▸ **DO THIS**
From the entries below, copy out every line with "kinh" in it.

========

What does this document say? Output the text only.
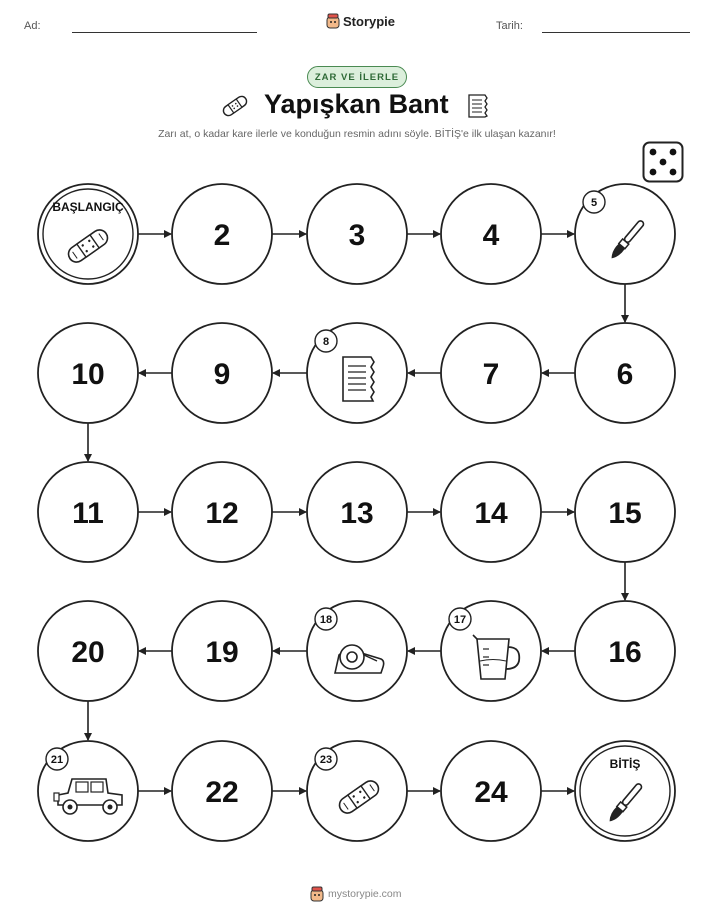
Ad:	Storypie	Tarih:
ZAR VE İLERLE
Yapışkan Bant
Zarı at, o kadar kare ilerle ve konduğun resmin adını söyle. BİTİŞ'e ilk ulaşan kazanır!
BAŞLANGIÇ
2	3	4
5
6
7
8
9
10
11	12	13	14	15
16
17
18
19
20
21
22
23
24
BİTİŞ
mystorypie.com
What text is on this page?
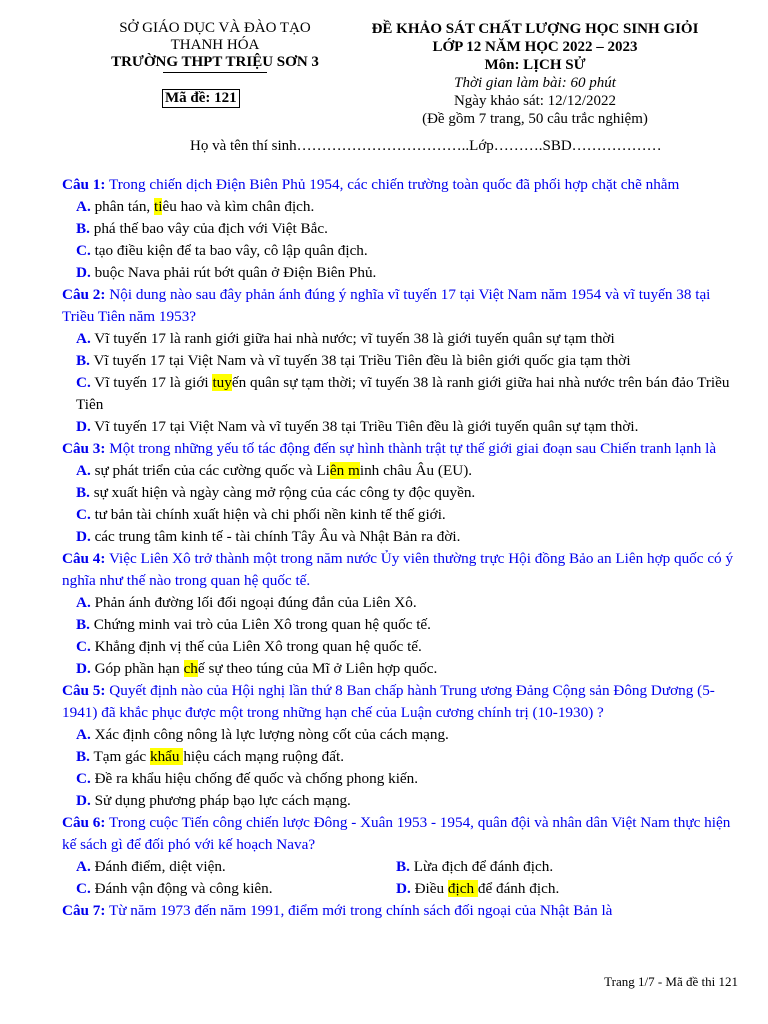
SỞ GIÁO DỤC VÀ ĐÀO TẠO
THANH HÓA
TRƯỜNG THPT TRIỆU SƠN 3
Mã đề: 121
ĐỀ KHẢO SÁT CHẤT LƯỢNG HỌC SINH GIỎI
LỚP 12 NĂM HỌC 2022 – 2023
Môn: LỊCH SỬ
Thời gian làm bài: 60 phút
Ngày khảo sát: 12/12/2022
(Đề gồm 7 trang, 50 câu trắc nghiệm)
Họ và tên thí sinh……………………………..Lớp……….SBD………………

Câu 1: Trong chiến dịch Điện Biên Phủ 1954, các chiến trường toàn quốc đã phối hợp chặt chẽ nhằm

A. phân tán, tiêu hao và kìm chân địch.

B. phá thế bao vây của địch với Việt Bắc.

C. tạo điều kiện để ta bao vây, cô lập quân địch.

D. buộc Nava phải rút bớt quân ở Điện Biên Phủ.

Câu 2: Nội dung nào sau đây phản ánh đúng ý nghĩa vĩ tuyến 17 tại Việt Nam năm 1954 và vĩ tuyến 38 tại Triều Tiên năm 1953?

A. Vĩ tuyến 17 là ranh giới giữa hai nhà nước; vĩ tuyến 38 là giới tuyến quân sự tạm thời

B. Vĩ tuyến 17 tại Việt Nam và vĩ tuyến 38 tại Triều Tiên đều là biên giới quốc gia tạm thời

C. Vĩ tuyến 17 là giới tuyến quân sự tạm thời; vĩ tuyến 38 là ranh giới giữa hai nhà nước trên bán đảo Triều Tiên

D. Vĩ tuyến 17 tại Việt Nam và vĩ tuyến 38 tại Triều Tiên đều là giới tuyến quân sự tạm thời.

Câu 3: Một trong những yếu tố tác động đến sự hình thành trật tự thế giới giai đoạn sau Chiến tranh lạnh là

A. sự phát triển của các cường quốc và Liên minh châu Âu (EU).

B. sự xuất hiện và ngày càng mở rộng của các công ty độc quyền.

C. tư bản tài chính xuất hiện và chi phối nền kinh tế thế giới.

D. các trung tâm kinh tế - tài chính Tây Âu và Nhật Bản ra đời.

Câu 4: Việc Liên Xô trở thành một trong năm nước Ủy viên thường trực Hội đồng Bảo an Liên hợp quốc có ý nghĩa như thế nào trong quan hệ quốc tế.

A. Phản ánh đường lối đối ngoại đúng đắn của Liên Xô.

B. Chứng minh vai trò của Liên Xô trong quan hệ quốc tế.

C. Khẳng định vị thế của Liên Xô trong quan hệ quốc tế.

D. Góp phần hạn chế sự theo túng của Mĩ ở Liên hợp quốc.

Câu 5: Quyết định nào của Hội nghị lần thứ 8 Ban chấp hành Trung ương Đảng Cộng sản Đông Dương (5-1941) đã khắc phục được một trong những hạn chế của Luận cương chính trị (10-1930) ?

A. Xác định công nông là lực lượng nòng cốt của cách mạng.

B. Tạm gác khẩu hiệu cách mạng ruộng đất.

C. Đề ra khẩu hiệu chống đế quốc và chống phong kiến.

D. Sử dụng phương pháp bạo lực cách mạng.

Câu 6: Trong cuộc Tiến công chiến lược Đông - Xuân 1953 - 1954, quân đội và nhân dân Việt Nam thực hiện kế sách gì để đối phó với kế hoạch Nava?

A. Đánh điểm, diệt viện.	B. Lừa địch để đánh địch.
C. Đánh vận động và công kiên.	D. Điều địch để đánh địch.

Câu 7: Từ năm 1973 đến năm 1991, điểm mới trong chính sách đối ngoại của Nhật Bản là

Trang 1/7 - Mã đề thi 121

========

▸ **EXERCISE OUTPUT**
C. tư bản tài chính xuất hiện và chi phối nền kinh tế thế giới.
D. các trung tâm kinh tế - tài chính Tây Âu và Nhật Bản ra đời.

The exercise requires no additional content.